(TASK REQUIREMENTS): How many lines of the data include the string "trái"? State the number and nothing else.

---------- INPUT FOR THIS TASK

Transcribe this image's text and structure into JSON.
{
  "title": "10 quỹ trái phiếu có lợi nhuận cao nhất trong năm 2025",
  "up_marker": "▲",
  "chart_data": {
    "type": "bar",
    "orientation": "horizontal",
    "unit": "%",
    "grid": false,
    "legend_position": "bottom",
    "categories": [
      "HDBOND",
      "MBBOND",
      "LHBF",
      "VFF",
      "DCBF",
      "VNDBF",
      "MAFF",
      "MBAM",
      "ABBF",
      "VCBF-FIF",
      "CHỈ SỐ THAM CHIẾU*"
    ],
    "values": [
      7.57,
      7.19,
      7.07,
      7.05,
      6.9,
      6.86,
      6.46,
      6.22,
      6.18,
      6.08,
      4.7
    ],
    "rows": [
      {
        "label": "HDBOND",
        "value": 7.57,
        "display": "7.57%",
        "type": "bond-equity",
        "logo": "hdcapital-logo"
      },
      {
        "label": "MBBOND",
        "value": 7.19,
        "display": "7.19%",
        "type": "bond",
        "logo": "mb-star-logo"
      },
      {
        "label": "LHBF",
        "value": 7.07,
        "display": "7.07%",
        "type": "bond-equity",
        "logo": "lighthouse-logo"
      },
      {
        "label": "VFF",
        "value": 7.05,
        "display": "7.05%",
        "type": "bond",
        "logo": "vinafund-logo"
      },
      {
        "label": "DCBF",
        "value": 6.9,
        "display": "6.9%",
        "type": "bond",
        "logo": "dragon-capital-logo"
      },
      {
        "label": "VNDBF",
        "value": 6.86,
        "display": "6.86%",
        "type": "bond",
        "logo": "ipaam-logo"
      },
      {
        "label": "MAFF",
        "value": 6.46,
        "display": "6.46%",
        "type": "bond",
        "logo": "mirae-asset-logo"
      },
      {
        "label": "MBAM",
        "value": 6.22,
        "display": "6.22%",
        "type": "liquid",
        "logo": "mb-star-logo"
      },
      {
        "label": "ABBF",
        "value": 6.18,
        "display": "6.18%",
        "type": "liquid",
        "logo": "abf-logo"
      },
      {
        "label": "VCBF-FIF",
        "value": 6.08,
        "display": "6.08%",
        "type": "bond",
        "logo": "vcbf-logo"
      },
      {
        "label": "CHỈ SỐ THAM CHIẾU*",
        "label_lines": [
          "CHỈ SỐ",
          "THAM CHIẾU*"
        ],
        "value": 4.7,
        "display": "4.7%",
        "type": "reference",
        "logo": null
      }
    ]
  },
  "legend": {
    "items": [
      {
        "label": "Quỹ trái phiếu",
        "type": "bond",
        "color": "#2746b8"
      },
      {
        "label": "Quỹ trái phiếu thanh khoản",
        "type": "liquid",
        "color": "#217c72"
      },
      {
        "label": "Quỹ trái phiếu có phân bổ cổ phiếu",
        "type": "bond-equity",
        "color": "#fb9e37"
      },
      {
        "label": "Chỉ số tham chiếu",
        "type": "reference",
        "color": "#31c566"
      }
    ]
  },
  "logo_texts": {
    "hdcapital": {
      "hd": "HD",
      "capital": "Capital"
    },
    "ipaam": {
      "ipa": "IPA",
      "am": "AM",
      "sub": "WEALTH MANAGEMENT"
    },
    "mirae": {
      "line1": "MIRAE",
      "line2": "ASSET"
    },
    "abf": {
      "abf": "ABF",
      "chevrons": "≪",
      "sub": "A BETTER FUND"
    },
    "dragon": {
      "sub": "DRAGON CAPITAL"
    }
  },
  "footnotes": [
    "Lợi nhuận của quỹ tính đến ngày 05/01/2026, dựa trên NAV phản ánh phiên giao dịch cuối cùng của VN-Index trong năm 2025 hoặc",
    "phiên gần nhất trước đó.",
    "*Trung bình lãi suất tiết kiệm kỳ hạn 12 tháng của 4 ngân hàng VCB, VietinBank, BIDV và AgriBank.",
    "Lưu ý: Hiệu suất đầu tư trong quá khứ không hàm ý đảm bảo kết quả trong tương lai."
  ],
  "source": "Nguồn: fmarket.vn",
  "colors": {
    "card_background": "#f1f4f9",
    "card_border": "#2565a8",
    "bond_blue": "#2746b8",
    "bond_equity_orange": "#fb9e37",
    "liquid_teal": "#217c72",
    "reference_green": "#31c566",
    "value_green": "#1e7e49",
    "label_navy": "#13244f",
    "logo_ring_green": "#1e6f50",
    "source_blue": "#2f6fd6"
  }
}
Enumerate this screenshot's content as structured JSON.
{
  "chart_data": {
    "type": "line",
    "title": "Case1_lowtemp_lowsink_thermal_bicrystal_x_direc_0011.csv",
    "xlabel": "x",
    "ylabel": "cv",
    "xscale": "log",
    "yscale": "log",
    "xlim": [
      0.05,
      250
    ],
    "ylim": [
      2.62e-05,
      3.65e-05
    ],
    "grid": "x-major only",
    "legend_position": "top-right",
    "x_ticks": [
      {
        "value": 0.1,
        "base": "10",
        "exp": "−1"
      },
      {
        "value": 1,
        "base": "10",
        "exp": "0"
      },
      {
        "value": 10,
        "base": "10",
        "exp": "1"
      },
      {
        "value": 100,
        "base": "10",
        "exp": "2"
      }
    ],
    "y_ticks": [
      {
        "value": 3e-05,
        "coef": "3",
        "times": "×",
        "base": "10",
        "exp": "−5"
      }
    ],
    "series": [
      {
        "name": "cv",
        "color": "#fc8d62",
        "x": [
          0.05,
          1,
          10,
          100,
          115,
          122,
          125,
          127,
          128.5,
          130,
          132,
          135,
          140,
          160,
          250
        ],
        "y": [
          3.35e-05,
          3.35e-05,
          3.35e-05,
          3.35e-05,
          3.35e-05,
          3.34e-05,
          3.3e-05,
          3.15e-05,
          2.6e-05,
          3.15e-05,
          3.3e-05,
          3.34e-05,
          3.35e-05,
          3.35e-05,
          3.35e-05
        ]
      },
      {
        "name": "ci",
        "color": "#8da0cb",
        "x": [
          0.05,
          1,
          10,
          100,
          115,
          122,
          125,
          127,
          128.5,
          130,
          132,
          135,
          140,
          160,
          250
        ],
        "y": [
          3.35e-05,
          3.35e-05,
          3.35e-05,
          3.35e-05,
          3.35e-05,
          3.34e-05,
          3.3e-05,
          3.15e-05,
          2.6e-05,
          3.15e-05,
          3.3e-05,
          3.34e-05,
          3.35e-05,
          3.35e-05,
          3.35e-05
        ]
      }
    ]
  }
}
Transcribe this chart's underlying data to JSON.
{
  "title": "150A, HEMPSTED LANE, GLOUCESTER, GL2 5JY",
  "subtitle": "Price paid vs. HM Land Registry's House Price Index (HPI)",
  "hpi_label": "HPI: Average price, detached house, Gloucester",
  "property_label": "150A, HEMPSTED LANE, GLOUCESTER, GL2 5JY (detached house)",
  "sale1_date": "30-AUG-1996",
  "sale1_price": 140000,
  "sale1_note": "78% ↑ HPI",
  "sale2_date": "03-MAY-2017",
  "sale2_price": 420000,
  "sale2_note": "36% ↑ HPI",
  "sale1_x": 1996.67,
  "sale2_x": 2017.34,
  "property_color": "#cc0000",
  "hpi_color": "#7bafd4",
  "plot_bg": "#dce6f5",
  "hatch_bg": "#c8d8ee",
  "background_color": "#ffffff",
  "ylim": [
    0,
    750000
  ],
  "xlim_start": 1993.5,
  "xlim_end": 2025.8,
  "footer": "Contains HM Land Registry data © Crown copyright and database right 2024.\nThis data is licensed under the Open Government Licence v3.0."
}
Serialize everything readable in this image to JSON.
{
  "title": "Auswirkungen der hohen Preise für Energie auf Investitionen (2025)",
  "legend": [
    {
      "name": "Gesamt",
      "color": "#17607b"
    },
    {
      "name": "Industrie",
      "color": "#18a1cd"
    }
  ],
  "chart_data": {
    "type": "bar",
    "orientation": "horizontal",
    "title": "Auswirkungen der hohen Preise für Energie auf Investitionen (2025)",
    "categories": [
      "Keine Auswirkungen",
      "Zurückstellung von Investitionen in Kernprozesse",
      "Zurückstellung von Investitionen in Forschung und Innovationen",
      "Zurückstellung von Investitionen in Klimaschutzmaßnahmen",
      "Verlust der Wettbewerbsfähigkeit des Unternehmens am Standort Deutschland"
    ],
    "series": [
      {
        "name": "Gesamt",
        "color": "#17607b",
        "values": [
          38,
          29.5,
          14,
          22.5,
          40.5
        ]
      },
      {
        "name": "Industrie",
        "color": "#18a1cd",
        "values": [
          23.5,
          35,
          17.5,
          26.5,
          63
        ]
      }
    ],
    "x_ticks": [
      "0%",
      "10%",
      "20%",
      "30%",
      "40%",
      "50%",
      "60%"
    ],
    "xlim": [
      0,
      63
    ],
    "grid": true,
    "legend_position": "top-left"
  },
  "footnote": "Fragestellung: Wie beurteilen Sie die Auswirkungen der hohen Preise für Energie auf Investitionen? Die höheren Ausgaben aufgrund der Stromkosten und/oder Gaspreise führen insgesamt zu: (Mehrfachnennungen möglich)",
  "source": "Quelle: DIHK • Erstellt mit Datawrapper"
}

--------------------

(TASK RESPONSE): 4